◆ Jobs ◆
1. According to the DECwindows conference posting, what error appears the next time a program looks for DECW$DISPLAY?
2. For each statement, say whether it agrees with the DECwindows conference posting, and quote the words that decide it: (a) The writer had already posted the question elsewhere without getting a reply. (b) SET DISPLAY/USER deletes the DECW$DISPLAY logical name after one DECwindows application. (c) The conference was created on Mon Oct 30 1989.
3. Continue the DECwindows conference posting about SET DISPLAY/USER, starting right after its last sentence.

◆ Document extract ◆
__________
| Title: | DECWINDOWS 26-JAN-89 to 29-NOV-90 |
| Notice: | See 1639.0 for VMS V5.3 kit; 2043.0 for 5.4 IFT kit |
| Moderator: | STAR::VATNE |
| Created: | Mon Oct 30 1989 |
| Last Modified: | Mon Dec 31 1990 |
| Last Successful Update: | Fri Jun 06 1997 |
| Number of topics: | 3726 |
| Total number of notes: | 19516 |
(I also posted this in vaxwrk::vmsnotes and got no response)
Could someone please explain why
SET DISPLAY/USER
was designed *not* to delete the DECW$DISPLAY logical name after one
DECwindows application ? I think it should.
It does throw away the WSA device to which the logical name
refers, so the logical name is rather useless at this point it seems
to me.
Not only is the name useless, you get a "can't open display" error when
you next run any program that tries to look for DECW$DISPLAY. If the
name had been thrown away, all would be better.
__________
[Dataset entries]
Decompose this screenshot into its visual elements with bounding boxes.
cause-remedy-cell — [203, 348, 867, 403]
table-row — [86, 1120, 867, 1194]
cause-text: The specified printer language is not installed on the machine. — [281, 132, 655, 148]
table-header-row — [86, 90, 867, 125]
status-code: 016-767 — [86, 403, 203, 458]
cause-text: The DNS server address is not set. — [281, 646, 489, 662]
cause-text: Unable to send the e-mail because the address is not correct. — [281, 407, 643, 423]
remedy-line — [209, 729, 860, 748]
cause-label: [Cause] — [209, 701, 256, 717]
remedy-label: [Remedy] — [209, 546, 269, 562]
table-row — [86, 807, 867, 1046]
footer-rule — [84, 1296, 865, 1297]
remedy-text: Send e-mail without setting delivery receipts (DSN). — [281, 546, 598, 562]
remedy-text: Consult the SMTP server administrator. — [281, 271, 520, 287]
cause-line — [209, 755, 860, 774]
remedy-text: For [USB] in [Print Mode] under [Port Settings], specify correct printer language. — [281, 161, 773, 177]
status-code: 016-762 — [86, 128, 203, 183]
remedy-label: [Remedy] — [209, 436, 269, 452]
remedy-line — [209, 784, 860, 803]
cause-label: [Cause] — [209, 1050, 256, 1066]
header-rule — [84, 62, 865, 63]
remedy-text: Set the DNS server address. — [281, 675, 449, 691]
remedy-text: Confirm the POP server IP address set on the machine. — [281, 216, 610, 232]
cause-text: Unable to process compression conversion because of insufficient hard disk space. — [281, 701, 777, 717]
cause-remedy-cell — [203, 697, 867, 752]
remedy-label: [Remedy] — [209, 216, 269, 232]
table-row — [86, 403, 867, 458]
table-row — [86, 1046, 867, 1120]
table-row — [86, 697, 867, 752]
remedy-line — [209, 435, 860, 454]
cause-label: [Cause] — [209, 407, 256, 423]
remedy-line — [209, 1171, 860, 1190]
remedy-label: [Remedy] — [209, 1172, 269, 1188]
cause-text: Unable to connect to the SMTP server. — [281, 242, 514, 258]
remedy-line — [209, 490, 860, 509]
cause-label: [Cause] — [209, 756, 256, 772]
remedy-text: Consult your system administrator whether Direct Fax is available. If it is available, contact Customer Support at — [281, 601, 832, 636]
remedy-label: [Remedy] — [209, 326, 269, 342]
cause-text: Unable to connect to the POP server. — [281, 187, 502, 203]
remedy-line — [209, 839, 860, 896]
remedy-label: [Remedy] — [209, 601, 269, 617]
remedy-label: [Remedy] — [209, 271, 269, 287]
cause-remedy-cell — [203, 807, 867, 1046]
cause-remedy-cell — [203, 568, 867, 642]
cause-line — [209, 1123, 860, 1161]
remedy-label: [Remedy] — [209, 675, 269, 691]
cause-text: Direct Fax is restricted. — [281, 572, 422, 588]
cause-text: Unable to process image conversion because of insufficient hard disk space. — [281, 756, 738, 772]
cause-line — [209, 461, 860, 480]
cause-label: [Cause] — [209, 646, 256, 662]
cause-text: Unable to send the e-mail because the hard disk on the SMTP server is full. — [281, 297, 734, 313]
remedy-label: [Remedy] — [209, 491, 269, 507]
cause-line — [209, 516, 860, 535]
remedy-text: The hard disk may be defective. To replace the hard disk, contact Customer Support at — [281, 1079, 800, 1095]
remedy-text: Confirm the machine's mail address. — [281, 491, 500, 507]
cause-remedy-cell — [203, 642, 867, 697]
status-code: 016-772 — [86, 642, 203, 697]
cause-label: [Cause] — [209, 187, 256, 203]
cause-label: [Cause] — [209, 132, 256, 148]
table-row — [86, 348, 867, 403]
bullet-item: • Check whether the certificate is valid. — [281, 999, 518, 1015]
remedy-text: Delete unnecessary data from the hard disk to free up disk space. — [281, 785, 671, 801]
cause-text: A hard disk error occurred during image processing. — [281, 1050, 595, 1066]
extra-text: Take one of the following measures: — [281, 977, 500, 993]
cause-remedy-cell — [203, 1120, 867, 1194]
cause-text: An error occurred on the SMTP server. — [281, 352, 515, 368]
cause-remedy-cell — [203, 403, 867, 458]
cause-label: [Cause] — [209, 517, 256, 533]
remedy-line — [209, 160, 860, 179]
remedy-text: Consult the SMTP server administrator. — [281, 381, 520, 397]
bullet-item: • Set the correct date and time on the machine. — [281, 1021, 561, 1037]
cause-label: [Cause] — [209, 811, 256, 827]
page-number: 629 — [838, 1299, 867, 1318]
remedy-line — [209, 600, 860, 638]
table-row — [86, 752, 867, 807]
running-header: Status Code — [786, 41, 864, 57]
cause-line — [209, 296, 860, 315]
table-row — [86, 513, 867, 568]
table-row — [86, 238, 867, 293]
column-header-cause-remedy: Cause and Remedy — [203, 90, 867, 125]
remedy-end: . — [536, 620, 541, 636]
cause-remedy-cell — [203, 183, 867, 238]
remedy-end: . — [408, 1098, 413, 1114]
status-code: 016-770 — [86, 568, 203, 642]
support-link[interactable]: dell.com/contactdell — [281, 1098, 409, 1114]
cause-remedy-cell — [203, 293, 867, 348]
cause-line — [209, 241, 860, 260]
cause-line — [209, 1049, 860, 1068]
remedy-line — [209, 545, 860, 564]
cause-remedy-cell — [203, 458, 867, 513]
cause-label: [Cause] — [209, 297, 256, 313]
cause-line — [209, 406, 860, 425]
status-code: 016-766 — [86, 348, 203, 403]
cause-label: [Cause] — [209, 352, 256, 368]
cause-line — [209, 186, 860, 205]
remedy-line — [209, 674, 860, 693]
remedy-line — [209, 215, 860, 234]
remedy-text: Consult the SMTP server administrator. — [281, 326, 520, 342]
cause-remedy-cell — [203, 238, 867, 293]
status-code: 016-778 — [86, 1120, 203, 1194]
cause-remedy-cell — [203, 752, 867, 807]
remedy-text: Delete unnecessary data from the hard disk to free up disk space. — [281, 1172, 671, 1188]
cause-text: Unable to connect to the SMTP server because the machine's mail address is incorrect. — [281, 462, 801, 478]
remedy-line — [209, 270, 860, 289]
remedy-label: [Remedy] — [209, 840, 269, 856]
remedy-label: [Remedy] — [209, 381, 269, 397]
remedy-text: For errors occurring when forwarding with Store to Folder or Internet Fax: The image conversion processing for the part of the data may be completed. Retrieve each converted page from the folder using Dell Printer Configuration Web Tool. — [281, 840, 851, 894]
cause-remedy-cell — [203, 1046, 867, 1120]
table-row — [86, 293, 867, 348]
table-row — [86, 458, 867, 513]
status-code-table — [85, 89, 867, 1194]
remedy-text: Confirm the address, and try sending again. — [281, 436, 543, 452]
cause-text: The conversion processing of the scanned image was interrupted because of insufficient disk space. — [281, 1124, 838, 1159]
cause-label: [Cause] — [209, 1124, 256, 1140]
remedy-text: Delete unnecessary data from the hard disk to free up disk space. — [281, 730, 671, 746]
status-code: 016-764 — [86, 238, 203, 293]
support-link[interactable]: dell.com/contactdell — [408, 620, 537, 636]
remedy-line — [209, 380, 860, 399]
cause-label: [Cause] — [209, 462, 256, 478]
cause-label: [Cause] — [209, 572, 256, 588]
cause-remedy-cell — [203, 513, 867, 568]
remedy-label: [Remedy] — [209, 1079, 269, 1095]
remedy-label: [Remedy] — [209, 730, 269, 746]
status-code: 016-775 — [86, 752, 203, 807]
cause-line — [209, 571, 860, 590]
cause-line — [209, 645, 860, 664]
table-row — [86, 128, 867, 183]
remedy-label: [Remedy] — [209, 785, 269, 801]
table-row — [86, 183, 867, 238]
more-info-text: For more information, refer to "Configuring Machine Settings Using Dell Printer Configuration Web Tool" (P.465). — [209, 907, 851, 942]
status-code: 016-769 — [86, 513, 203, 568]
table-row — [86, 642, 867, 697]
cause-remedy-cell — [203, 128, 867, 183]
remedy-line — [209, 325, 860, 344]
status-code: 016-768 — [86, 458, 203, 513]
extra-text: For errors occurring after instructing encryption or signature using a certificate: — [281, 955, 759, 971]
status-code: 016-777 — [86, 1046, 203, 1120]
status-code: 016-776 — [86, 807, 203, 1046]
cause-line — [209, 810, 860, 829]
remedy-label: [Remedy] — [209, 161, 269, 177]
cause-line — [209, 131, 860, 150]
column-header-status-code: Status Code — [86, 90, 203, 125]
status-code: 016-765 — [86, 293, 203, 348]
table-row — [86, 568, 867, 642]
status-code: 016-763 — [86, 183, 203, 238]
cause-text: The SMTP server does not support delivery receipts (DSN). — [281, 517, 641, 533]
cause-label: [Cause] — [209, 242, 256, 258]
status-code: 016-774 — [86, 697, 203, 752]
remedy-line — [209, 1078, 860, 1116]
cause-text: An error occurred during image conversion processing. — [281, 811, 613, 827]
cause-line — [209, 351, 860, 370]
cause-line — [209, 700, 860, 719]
__________
◆ Answers to the problems ◆
1. A "can't open display" error.

2.
(a) Yes: "I also posted this in vaxwrk::vmsnotes and got no response"
(b) No: "was designed *not* to delete the DECW$DISPLAY logical name after one DECwindows application"
(c) Yes: "Mon Oct 30 1989"

3.
Compare with
DEFINE/USER name ...
The nicely throws away the name after one program is run.
Here's my typical usage, which the above problem is causing an error
on:
$ set display/user ...
$ run my-test
<later>
$ notes
I get
Can't open display
from notes. I expect notes to run regular CHARACTER CELL version.
I used "/user" on my SET DISPLAY because I ONLY want the SET
DISPLAY to apply to "my-test". isn't that what it's for ?
Thanks for some insight as to why it works the way it does
(or admission of guilt :-)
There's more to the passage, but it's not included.